Exercise> Each line below that includes "motif" counts once; report the total and nothing more.

Data entries
*** Block opens ***

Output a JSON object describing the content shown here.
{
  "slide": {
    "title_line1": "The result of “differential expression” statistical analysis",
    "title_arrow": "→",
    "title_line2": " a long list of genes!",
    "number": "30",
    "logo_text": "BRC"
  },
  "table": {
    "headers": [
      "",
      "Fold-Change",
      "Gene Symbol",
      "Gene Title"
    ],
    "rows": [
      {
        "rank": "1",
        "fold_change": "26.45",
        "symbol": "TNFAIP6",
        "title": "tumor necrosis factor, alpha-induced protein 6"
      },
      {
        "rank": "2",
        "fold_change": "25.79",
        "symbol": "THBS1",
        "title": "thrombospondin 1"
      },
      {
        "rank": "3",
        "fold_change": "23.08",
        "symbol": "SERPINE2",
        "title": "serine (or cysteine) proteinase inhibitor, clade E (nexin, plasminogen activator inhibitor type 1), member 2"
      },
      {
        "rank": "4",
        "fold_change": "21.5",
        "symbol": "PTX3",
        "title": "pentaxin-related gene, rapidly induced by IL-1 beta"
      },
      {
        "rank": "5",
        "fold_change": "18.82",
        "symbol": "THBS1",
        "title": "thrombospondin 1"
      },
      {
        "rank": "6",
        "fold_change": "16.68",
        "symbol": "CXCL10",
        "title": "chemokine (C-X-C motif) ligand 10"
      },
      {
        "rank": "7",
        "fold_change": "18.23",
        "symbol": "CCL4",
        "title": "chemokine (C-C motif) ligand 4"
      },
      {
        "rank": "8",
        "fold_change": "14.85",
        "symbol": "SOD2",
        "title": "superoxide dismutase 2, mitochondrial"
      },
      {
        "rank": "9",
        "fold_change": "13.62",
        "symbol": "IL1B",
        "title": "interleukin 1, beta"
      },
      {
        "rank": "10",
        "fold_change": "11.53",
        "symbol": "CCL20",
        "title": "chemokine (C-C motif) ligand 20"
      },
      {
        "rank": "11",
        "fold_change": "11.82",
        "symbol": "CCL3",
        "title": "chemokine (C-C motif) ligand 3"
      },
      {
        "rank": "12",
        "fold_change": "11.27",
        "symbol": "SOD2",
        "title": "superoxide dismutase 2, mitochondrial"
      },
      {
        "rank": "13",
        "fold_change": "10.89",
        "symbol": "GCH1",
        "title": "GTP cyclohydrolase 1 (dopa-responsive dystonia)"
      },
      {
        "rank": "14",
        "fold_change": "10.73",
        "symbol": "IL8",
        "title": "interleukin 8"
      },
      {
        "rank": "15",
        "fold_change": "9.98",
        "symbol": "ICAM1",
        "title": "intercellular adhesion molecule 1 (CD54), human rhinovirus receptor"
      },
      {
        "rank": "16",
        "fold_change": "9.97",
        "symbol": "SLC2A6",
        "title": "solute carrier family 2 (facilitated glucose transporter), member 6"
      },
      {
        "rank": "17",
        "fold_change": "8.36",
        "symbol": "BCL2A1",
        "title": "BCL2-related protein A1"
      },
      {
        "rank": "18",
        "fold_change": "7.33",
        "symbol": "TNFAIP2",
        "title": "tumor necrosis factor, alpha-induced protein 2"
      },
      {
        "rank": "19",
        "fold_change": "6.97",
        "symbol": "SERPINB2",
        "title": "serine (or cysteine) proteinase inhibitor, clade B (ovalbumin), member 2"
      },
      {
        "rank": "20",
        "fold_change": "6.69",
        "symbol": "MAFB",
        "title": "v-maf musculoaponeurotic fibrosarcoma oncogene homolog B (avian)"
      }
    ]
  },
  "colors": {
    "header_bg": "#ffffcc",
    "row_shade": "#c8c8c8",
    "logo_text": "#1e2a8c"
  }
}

*** Block closes ***
*** Block opens ***

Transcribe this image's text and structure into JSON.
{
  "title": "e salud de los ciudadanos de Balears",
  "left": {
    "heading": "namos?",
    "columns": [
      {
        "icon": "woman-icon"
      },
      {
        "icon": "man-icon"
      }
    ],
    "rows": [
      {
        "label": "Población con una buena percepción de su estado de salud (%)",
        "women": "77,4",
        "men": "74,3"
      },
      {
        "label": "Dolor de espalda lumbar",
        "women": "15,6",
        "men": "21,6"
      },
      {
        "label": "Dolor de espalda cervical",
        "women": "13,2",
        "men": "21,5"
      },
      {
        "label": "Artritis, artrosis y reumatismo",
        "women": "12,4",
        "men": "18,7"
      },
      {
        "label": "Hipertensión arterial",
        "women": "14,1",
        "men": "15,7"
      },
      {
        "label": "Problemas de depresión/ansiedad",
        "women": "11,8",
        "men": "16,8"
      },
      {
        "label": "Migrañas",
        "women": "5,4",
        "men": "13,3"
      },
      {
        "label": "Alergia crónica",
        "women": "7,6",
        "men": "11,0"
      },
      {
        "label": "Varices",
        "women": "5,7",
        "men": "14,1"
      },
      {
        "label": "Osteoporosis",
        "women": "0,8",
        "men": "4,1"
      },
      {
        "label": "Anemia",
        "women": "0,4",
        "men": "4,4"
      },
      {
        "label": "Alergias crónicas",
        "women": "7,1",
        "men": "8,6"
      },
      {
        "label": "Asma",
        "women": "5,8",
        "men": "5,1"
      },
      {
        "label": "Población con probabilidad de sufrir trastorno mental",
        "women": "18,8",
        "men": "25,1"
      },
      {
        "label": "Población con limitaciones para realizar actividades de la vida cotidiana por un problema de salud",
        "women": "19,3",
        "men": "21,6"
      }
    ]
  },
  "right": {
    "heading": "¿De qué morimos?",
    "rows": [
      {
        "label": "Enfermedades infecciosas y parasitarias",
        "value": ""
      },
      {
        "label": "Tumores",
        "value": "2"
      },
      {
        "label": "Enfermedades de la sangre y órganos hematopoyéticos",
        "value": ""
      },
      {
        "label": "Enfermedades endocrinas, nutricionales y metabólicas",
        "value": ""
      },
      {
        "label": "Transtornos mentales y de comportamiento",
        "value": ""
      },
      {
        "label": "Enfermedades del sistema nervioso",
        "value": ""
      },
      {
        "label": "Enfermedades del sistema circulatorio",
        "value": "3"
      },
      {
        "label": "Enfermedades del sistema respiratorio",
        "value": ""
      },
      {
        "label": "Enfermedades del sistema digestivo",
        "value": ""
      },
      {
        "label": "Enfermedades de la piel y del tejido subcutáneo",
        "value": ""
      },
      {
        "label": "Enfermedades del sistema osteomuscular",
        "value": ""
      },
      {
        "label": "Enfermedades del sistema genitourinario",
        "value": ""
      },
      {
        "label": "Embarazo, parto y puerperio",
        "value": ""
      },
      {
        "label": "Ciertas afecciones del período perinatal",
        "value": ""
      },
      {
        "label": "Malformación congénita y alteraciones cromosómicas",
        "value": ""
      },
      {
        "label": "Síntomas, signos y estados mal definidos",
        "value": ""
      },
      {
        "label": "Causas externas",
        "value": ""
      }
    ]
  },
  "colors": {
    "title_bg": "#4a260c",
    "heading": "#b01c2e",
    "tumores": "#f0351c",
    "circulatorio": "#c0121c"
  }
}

*** Block closes ***

Response> 4